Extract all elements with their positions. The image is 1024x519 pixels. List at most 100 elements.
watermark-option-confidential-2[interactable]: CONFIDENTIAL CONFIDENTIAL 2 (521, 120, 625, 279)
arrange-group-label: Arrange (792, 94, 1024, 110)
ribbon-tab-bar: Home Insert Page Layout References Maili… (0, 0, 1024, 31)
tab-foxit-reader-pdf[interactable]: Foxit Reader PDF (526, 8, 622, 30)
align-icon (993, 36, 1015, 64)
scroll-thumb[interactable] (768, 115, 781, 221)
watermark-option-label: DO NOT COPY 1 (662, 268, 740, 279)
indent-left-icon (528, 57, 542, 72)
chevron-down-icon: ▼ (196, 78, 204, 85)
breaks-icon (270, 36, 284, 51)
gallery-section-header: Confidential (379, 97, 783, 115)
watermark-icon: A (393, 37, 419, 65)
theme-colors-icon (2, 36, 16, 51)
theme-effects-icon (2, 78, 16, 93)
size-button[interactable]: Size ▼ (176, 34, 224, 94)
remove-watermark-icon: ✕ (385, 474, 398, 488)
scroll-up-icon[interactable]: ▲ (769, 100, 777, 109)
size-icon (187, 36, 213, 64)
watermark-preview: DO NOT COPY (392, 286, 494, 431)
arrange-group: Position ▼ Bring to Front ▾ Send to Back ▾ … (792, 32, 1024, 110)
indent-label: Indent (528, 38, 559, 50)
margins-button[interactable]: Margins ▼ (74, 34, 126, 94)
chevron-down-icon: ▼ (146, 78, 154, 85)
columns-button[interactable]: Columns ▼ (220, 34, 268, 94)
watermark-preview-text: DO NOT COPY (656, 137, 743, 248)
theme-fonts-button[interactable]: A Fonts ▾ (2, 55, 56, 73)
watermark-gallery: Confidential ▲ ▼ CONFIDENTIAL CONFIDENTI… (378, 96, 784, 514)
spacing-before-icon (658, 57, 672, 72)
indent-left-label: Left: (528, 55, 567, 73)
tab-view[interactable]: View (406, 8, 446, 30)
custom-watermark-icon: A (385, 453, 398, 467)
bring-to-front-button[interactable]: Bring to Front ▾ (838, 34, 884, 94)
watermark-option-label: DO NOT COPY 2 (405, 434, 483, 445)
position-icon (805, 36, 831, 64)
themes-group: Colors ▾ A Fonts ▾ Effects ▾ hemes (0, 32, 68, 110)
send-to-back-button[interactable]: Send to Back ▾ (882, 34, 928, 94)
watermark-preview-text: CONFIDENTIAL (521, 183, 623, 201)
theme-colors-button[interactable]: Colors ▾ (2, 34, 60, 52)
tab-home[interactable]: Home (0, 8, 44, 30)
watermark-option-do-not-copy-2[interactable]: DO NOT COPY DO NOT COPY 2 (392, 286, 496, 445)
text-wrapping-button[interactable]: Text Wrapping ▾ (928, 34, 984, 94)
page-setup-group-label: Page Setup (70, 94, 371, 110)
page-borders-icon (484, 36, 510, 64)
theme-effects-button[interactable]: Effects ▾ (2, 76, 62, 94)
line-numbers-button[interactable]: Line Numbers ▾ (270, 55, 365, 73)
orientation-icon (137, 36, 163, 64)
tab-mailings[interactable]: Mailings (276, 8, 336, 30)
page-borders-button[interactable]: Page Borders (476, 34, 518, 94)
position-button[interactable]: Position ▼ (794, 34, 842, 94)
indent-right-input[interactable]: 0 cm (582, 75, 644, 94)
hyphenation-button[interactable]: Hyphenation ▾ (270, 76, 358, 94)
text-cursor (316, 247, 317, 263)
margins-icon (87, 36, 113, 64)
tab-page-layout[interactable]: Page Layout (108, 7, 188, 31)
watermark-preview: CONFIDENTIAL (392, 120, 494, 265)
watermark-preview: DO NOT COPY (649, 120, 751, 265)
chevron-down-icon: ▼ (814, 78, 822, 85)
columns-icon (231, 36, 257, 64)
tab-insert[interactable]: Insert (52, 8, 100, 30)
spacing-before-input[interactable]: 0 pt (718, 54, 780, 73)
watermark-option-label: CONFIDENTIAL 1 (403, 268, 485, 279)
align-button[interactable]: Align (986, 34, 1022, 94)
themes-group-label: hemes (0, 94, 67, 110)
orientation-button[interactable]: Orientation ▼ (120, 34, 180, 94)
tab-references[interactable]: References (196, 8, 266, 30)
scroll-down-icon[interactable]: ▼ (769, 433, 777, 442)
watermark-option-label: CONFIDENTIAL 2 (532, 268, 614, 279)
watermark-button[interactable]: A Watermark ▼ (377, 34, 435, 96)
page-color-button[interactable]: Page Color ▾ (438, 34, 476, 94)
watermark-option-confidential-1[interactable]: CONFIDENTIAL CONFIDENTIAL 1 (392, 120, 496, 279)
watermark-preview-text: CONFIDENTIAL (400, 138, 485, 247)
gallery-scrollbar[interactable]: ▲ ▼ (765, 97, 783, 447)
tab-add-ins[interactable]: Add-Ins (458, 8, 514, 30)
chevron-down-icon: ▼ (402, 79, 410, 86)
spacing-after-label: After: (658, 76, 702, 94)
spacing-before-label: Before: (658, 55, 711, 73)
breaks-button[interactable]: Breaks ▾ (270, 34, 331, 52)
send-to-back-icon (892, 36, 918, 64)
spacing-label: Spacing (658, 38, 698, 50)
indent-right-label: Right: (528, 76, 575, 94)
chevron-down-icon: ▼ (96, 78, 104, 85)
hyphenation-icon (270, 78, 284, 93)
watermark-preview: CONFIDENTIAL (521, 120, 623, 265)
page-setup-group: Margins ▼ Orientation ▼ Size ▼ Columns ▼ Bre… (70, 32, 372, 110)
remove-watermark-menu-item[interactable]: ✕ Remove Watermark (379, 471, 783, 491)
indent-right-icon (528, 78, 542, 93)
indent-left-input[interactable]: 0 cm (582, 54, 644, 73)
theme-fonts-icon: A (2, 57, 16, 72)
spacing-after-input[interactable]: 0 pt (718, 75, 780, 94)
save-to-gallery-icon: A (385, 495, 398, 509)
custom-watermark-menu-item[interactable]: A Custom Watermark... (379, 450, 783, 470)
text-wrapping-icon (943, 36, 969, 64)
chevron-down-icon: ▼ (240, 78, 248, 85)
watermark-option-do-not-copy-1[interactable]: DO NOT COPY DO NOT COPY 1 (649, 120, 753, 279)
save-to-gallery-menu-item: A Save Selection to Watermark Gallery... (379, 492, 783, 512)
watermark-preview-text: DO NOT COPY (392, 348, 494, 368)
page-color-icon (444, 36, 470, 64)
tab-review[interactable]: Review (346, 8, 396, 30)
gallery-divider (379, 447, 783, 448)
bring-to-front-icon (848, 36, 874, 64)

**Task description**: Reproduce the material above line for line, without altering a single character.

**Written response**:
Extract all elements with their positions. The image is 1024x519 pixels. List at most 100 elements.
watermark-option-confidential-2[interactable]: CONFIDENTIAL CONFIDENTIAL 2 (521, 120, 625, 279)
arrange-group-label: Arrange (792, 94, 1024, 110)
ribbon-tab-bar: Home Insert Page Layout References Maili… (0, 0, 1024, 31)
tab-foxit-reader-pdf[interactable]: Foxit Reader PDF (526, 8, 622, 30)
align-icon (993, 36, 1015, 64)
scroll-thumb[interactable] (768, 115, 781, 221)
watermark-option-label: DO NOT COPY 1 (662, 268, 740, 279)
indent-left-icon (528, 57, 542, 72)
chevron-down-icon: ▼ (196, 78, 204, 85)
breaks-icon (270, 36, 284, 51)
gallery-section-header: Confidential (379, 97, 783, 115)
watermark-icon: A (393, 37, 419, 65)
theme-colors-icon (2, 36, 16, 51)
theme-effects-icon (2, 78, 16, 93)
size-button[interactable]: Size ▼ (176, 34, 224, 94)
remove-watermark-icon: ✕ (385, 474, 398, 488)
scroll-up-icon[interactable]: ▲ (769, 100, 777, 109)
size-icon (187, 36, 213, 64)
watermark-preview: DO NOT COPY (392, 286, 494, 431)
arrange-group: Position ▼ Bring to Front ▾ Send to Back ▾ … (792, 32, 1024, 110)
indent-label: Indent (528, 38, 559, 50)
margins-button[interactable]: Margins ▼ (74, 34, 126, 94)
chevron-down-icon: ▼ (146, 78, 154, 85)
columns-button[interactable]: Columns ▼ (220, 34, 268, 94)
watermark-preview-text: DO NOT COPY (656, 137, 743, 248)
theme-fonts-button[interactable]: A Fonts ▾ (2, 55, 56, 73)
watermark-gallery: Confidential ▲ ▼ CONFIDENTIAL CONFIDENTI… (378, 96, 784, 514)
spacing-before-icon (658, 57, 672, 72)
indent-left-label: Left: (528, 55, 567, 73)
tab-view[interactable]: View (406, 8, 446, 30)
custom-watermark-icon: A (385, 453, 398, 467)
bring-to-front-button[interactable]: Bring to Front ▾ (838, 34, 884, 94)
watermark-option-label: DO NOT COPY 2 (405, 434, 483, 445)
position-icon (805, 36, 831, 64)
themes-group: Colors ▾ A Fonts ▾ Effects ▾ hemes (0, 32, 68, 110)
send-to-back-button[interactable]: Send to Back ▾ (882, 34, 928, 94)
watermark-preview-text: CONFIDENTIAL (521, 183, 623, 201)
theme-colors-button[interactable]: Colors ▾ (2, 34, 60, 52)
tab-home[interactable]: Home (0, 8, 44, 30)
watermark-option-do-not-copy-2[interactable]: DO NOT COPY DO NOT COPY 2 (392, 286, 496, 445)
text-wrapping-button[interactable]: Text Wrapping ▾ (928, 34, 984, 94)
page-setup-group-label: Page Setup (70, 94, 371, 110)
page-borders-icon (484, 36, 510, 64)
theme-effects-button[interactable]: Effects ▾ (2, 76, 62, 94)
line-numbers-button[interactable]: Line Numbers ▾ (270, 55, 365, 73)
orientation-icon (137, 36, 163, 64)
tab-mailings[interactable]: Mailings (276, 8, 336, 30)
page-borders-button[interactable]: Page Borders (476, 34, 518, 94)
position-button[interactable]: Position ▼ (794, 34, 842, 94)
indent-right-input[interactable]: 0 cm (582, 75, 644, 94)
hyphenation-button[interactable]: Hyphenation ▾ (270, 76, 358, 94)
text-cursor (316, 247, 317, 263)
margins-icon (87, 36, 113, 64)
tab-page-layout[interactable]: Page Layout (108, 7, 188, 31)
watermark-preview: CONFIDENTIAL (392, 120, 494, 265)
watermark-preview: DO NOT COPY (649, 120, 751, 265)
chevron-down-icon: ▼ (814, 78, 822, 85)
columns-icon (231, 36, 257, 64)
tab-insert[interactable]: Insert (52, 8, 100, 30)
spacing-before-input[interactable]: 0 pt (718, 54, 780, 73)
watermark-option-label: CONFIDENTIAL 1 (403, 268, 485, 279)
align-button[interactable]: Align (986, 34, 1022, 94)
themes-group-label: hemes (0, 94, 67, 110)
orientation-button[interactable]: Orientation ▼ (120, 34, 180, 94)
tab-references[interactable]: References (196, 8, 266, 30)
scroll-down-icon[interactable]: ▼ (769, 433, 777, 442)
watermark-option-label: CONFIDENTIAL 2 (532, 268, 614, 279)
watermark-button[interactable]: A Watermark ▼ (377, 34, 435, 96)
page-color-button[interactable]: Page Color ▾ (438, 34, 476, 94)
watermark-option-confidential-1[interactable]: CONFIDENTIAL CONFIDENTIAL 1 (392, 120, 496, 279)
watermark-preview-text: CONFIDENTIAL (400, 138, 485, 247)
gallery-scrollbar[interactable]: ▲ ▼ (765, 97, 783, 447)
tab-add-ins[interactable]: Add-Ins (458, 8, 514, 30)
chevron-down-icon: ▼ (402, 79, 410, 86)
spacing-after-label: After: (658, 76, 702, 94)
spacing-before-label: Before: (658, 55, 711, 73)
breaks-button[interactable]: Breaks ▾ (270, 34, 331, 52)
send-to-back-icon (892, 36, 918, 64)
spacing-label: Spacing (658, 38, 698, 50)
indent-right-label: Right: (528, 76, 575, 94)
chevron-down-icon: ▼ (96, 78, 104, 85)
hyphenation-icon (270, 78, 284, 93)
watermark-preview: CONFIDENTIAL (521, 120, 623, 265)
page-setup-group: Margins ▼ Orientation ▼ Size ▼ Columns ▼ Bre… (70, 32, 372, 110)
remove-watermark-menu-item[interactable]: ✕ Remove Watermark (379, 471, 783, 491)
indent-right-icon (528, 78, 542, 93)
indent-left-input[interactable]: 0 cm (582, 54, 644, 73)
theme-fonts-icon: A (2, 57, 16, 72)
spacing-after-input[interactable]: 0 pt (718, 75, 780, 94)
save-to-gallery-icon: A (385, 495, 398, 509)
custom-watermark-menu-item[interactable]: A Custom Watermark... (379, 450, 783, 470)
text-wrapping-icon (943, 36, 969, 64)
chevron-down-icon: ▼ (240, 78, 248, 85)
watermark-option-do-not-copy-1[interactable]: DO NOT COPY DO NOT COPY 1 (649, 120, 753, 279)
save-to-gallery-menu-item: A Save Selection to Watermark Gallery... (379, 492, 783, 512)
watermark-preview-text: DO NOT COPY (392, 348, 494, 368)
page-color-icon (444, 36, 470, 64)
tab-review[interactable]: Review (346, 8, 396, 30)
gallery-divider (379, 447, 783, 448)
bring-to-front-icon (848, 36, 874, 64)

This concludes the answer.